### Problem statement:
Take every line from the listing below that includes "乌鲁木齐今朝千禾彩色印刷有限公司" and copy it.
Begin
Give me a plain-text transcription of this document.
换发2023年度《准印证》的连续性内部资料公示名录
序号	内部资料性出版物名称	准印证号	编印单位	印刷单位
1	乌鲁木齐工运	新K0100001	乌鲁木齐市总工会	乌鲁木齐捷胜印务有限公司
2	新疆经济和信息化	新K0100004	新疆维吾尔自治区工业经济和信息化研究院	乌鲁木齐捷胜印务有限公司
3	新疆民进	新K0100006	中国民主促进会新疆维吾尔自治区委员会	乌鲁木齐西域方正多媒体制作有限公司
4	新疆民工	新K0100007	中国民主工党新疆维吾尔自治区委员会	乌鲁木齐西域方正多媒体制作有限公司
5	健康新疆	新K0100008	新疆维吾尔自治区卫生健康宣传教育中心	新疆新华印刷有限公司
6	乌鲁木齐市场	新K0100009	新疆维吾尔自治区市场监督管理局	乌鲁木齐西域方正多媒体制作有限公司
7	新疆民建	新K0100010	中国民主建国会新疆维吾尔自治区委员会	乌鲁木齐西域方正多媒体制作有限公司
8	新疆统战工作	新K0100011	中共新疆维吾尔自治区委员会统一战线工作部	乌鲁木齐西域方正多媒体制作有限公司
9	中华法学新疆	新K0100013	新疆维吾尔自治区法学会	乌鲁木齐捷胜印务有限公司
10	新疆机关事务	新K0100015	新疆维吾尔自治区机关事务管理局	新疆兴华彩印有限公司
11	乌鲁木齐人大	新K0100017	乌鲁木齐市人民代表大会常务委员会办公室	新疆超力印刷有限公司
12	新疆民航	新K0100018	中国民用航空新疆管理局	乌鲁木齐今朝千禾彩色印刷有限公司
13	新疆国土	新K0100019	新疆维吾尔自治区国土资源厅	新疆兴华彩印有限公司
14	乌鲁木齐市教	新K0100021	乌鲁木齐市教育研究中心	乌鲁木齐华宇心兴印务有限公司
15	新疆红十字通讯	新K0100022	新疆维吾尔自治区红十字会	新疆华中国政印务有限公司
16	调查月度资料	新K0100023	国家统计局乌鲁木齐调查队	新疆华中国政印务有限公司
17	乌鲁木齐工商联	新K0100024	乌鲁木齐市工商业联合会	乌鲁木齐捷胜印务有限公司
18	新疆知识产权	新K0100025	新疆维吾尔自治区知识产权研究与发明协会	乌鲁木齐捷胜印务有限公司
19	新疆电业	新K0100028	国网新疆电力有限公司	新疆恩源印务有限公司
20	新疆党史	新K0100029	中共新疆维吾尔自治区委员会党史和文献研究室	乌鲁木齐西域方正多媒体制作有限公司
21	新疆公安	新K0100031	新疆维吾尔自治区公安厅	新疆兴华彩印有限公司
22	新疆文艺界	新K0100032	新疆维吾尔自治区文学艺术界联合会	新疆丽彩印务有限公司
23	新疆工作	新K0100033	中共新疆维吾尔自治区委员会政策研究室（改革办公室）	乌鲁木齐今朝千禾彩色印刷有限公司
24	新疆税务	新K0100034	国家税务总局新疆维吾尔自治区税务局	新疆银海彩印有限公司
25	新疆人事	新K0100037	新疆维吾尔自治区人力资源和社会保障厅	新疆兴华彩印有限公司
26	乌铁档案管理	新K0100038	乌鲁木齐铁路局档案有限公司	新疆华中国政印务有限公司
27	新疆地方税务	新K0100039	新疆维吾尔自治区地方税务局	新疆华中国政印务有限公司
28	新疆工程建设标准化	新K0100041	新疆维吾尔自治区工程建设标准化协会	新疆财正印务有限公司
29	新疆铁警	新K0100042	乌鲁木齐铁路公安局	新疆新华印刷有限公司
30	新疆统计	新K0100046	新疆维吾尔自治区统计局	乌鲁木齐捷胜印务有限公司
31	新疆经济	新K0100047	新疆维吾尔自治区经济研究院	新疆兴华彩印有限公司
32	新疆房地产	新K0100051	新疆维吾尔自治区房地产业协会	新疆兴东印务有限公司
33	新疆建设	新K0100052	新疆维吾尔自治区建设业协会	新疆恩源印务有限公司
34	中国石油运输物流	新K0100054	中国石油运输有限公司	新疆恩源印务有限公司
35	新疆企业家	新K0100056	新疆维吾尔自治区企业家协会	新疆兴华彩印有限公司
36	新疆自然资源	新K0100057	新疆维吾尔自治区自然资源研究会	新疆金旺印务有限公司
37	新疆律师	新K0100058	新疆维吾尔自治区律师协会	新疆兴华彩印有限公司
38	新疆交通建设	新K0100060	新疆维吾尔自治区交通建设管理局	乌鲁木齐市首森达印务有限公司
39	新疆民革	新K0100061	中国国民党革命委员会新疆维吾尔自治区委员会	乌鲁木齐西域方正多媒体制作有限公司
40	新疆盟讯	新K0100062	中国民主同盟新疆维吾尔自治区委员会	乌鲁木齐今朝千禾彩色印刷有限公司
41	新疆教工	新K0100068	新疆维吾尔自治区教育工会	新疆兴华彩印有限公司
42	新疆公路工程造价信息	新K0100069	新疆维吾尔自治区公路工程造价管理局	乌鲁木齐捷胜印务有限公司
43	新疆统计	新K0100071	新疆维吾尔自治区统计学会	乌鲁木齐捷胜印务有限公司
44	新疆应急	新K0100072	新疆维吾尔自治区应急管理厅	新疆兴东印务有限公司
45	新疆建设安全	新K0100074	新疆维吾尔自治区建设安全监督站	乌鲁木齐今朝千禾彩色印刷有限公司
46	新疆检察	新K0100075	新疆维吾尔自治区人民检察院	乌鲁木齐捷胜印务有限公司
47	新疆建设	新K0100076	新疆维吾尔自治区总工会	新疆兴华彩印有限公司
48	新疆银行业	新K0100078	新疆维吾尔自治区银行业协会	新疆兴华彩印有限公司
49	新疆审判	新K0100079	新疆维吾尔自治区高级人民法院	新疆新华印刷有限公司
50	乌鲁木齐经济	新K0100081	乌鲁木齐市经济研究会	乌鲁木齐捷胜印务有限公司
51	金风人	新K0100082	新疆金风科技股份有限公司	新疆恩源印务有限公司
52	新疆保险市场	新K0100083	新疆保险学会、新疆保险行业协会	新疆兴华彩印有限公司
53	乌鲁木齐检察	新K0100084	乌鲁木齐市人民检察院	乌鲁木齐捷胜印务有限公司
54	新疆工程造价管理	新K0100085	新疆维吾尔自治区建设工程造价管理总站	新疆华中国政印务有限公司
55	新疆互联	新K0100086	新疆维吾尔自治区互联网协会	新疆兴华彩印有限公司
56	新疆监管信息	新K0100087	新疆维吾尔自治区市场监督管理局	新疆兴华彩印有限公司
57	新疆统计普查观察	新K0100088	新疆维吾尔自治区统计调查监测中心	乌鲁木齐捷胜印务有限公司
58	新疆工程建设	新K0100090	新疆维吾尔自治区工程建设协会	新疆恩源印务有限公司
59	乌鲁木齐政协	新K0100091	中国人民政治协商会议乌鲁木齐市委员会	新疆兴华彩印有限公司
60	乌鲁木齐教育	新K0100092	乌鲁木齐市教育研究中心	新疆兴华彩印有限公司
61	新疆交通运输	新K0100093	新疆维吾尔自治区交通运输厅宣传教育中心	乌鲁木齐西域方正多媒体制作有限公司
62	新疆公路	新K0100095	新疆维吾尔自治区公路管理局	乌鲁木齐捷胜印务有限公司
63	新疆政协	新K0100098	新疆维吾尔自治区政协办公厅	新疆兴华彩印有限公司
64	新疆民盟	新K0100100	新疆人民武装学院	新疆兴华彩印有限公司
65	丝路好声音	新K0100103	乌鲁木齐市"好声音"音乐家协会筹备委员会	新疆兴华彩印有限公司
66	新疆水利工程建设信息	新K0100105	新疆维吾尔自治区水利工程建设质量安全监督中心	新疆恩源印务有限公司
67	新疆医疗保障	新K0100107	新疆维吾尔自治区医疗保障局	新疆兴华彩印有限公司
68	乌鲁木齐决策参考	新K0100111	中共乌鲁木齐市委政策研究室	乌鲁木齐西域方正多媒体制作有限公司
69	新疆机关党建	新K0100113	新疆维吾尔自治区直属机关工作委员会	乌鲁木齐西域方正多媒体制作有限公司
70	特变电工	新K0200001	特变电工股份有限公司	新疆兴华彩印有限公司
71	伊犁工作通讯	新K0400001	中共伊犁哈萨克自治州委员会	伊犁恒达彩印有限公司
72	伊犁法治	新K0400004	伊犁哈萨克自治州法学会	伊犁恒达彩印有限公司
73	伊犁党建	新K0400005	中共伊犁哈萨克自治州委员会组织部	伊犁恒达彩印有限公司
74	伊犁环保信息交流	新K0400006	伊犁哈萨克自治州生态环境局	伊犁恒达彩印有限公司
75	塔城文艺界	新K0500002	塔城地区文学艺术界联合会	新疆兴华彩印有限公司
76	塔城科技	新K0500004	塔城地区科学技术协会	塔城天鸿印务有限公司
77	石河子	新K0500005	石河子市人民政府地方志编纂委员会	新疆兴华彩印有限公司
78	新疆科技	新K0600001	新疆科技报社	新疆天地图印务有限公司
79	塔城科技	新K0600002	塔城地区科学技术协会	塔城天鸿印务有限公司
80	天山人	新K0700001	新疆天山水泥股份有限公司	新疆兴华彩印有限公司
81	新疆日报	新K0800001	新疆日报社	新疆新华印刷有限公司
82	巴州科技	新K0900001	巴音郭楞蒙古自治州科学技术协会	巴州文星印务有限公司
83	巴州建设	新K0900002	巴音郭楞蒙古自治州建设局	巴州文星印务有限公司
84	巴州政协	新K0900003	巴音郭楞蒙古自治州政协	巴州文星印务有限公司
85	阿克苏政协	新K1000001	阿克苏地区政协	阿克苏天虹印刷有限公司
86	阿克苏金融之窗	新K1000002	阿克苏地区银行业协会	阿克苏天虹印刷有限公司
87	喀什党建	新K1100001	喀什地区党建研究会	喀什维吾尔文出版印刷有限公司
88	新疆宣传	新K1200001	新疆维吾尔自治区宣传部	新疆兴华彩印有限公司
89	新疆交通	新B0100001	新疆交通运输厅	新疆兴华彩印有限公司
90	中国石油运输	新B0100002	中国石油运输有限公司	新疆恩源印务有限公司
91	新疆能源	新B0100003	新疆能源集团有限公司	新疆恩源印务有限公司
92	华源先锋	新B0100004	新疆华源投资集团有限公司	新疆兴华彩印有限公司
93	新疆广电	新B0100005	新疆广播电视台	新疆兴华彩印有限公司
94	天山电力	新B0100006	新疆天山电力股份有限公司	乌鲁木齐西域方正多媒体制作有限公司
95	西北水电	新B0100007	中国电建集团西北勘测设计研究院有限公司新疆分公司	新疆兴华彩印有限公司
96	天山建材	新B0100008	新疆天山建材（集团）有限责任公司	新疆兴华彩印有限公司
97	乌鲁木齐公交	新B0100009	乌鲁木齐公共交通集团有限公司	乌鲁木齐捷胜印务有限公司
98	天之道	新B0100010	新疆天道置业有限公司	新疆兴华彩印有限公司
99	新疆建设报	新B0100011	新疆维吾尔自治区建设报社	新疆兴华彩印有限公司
End
### Reply:
12	新疆民航	新K0100018	中国民用航空新疆管理局	乌鲁木齐今朝千禾彩色印刷有限公司
23	新疆工作	新K0100033	中共新疆维吾尔自治区委员会政策研究室（改革办公室）	乌鲁木齐今朝千禾彩色印刷有限公司
40	新疆盟讯	新K0100062	中国民主同盟新疆维吾尔自治区委员会	乌鲁木齐今朝千禾彩色印刷有限公司
45	新疆建设安全	新K0100074	新疆维吾尔自治区建设安全监督站	乌鲁木齐今朝千禾彩色印刷有限公司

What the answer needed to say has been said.